## EXERCISE A
Set down the passage of the cinema-on-demand article below, starting with "The idea of customers" and going on through "the acronym, COD.", word for word.
## EXERCISE B
Resume the cinema-on-demand article below after its final sentence and write what comes next.

== PAGE EXTRACT ==

Cinema on demand is one of those long-touted ideas that's become a cliche before the fact.

The idea of customers taking control of the programme in their local theatres is among the most compelling dreams of digital cinema (though evidently not quite compelling enough to break through the impasse in adoption in much of the world). Still, we're about to see a bona fide example of a trend that I guess will be trying its best to avoid the acronym, COD.

Brazil's pioneering Rain Networks group has officially launched its take on the idea - MovieMobz - in Sao Paulo. Customers sign up online to the initiative and pick the films they want to be screened from a menu of available movies.

Exhibitors seem to like the idea, happily accepting the opportunity for a full house on those dead nights with the customers making all the effort. It's not difficult to see cinema on demand spreading widely. It looks like a marriage of convenience between technology and demand.

Founder Fabio Lima sees it as the response to 'long tail' theory. In reality, it's the very thick end of the tail.

Cinema on demand remains restricted by both days of the week and screen space. The most obvious short-term economic benefit for exhibitors is filling the gaps in the schedule. But the limitations of the system will become obvious if scaled up to the wider world. What happens when a mobilised audience wants to see A Bout De Souffle on a Saturday night when the bread-and-butter studio is demanding four screens of Spider-Man 10'

Nonetheless the idea of audience-led cinema programming throws up some intriguing - and potentially disruptive - notions. Just suppose a German audience mobilises to demand an Austrian film that does not have a distributor. Film sales on demand is an intriguing idea, even if it throws into question the role of sales agents.

===
== DATA SECTION ==

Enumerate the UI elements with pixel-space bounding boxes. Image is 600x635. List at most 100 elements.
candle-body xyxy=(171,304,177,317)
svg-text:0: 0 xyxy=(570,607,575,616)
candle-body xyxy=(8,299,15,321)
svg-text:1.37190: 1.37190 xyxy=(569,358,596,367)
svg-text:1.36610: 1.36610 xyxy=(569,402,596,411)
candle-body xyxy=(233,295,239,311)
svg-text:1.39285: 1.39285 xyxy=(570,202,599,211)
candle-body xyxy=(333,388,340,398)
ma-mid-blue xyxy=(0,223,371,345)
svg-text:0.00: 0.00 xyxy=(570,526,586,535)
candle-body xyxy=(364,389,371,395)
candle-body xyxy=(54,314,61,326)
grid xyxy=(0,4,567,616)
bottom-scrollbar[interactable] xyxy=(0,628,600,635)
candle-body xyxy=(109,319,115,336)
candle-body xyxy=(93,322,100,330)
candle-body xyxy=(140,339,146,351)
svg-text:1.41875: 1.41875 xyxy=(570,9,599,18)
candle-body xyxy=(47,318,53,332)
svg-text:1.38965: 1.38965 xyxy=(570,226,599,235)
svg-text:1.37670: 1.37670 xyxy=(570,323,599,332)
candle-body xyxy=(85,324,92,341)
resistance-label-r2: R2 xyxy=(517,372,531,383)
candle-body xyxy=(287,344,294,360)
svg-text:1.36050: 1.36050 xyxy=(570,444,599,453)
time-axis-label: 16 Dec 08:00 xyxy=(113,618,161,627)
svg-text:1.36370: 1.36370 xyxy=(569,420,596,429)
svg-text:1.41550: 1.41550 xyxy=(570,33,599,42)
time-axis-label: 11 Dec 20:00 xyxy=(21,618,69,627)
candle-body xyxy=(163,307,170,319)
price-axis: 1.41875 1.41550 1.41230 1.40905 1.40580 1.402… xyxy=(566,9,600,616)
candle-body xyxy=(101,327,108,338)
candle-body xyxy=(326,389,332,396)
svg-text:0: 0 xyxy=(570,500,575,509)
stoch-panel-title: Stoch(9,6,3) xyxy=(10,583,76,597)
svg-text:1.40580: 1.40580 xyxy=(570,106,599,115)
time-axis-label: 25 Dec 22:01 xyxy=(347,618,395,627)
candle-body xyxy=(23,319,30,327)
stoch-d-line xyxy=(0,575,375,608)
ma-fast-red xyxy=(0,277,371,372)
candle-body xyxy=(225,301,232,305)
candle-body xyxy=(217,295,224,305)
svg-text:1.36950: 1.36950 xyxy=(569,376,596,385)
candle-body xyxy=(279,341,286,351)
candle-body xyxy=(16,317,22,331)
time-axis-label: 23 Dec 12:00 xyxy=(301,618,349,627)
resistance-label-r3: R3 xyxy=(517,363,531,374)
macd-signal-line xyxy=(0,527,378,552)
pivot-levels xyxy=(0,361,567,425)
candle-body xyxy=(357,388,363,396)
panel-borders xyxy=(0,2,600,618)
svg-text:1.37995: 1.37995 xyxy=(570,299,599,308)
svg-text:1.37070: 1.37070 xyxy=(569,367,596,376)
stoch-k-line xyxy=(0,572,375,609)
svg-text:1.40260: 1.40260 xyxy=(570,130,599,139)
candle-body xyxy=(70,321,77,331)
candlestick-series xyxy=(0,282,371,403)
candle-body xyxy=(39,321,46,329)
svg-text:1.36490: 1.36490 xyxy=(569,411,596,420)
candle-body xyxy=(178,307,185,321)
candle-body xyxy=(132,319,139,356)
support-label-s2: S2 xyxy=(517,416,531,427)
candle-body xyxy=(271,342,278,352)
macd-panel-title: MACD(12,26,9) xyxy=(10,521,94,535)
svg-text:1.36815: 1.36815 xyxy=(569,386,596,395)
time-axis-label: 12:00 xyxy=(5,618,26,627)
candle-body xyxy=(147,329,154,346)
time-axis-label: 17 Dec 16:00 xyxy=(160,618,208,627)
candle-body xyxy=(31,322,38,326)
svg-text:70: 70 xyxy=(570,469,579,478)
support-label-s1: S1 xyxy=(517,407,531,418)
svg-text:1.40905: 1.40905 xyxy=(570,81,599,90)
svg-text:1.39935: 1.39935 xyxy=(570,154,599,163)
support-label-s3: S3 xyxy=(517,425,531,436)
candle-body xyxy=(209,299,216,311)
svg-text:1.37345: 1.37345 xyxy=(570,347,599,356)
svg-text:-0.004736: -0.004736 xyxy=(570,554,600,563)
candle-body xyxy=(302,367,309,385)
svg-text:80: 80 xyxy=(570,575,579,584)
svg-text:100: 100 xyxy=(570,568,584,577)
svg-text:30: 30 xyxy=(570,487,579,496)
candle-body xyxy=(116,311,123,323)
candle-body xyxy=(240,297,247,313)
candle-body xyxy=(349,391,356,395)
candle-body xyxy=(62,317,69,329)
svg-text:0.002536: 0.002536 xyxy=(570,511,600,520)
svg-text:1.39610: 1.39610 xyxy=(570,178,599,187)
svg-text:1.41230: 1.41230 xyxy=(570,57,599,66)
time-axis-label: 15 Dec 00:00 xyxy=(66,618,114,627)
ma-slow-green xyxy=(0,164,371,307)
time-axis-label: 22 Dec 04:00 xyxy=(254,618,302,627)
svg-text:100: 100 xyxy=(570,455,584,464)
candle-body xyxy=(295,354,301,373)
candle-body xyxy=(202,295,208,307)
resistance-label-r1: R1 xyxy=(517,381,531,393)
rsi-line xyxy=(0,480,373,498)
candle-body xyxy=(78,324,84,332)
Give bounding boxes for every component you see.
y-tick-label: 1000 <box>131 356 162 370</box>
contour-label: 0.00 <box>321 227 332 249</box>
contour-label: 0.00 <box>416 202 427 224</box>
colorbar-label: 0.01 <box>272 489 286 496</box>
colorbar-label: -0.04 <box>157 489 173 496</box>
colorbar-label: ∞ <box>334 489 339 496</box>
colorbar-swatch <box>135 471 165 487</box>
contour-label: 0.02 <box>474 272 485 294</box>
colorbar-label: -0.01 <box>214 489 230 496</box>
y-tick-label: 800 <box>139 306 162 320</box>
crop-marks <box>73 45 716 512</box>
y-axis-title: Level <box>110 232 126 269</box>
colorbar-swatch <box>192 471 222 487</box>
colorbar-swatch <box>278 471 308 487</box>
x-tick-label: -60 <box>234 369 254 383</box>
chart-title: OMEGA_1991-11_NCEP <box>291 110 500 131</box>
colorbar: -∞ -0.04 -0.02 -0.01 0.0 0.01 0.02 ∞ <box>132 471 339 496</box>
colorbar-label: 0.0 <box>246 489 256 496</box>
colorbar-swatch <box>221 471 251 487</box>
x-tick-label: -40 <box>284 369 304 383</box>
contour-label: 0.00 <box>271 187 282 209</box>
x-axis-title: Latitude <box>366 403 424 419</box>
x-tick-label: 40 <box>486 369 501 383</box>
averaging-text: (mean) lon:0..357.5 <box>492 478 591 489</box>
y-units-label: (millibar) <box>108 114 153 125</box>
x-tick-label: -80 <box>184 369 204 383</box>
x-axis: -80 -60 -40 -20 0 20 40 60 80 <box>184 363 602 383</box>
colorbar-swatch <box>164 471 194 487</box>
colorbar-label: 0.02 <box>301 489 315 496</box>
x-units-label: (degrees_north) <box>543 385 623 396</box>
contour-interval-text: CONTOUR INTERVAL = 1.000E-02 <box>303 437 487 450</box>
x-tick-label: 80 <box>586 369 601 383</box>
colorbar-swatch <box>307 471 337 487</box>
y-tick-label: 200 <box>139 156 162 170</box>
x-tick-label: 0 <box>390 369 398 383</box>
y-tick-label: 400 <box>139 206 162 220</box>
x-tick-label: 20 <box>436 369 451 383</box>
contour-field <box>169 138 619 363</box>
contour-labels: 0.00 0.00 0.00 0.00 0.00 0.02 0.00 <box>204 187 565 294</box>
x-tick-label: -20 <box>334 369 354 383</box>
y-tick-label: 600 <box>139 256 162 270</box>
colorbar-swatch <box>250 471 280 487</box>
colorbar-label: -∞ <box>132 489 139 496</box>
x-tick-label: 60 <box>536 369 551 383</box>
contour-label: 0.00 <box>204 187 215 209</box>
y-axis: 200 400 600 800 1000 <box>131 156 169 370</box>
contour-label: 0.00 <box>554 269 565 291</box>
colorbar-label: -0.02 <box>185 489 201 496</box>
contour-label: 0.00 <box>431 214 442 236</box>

===

## WRITTEN REPLY A
The idea of customers taking control of the programme in their local theatres is among the most compelling dreams of digital cinema (though evidently not quite compelling enough to break through the impasse in adoption in much of the world). Still, we're about to see a bona fide example of a trend that I guess will be trying its best to avoid the acronym, COD.

## WRITTEN REPLY B
Such ambitions may prove fanciful. A form of cinema on demand is likely to win widespread adoption around the world but it will be much more mundane. It will probably be a bit of social networking to create engaged and demanding audiences; a little listening to schedule advice from the customers; and with any luck attracting nice niche audiences to nasty holes in the schedule.

More interesting is what on-demand cinema says about the reality of customer taste. Much has been made of a supposed drop in interest in independent film in the US, and particularly the death of the theatrical documentary. 'One thing I learned is that topicality doesn't sell a ticket,' ThinkFilm president Mark Urman told The New York Times this week. He's articulating the seemingly self-evident view that, fuelled by the success of Michael Moore and Morgan Spurlock, the industry went on a binge, only to find the cinema doc was a passing fancy. But it's not the documentary, or other specialist fare, that is dying but their ability to generate money under the current system of distribution. Arthouse or documentary audiences are dissipated geographically - bring them together effectively and you have a business plan.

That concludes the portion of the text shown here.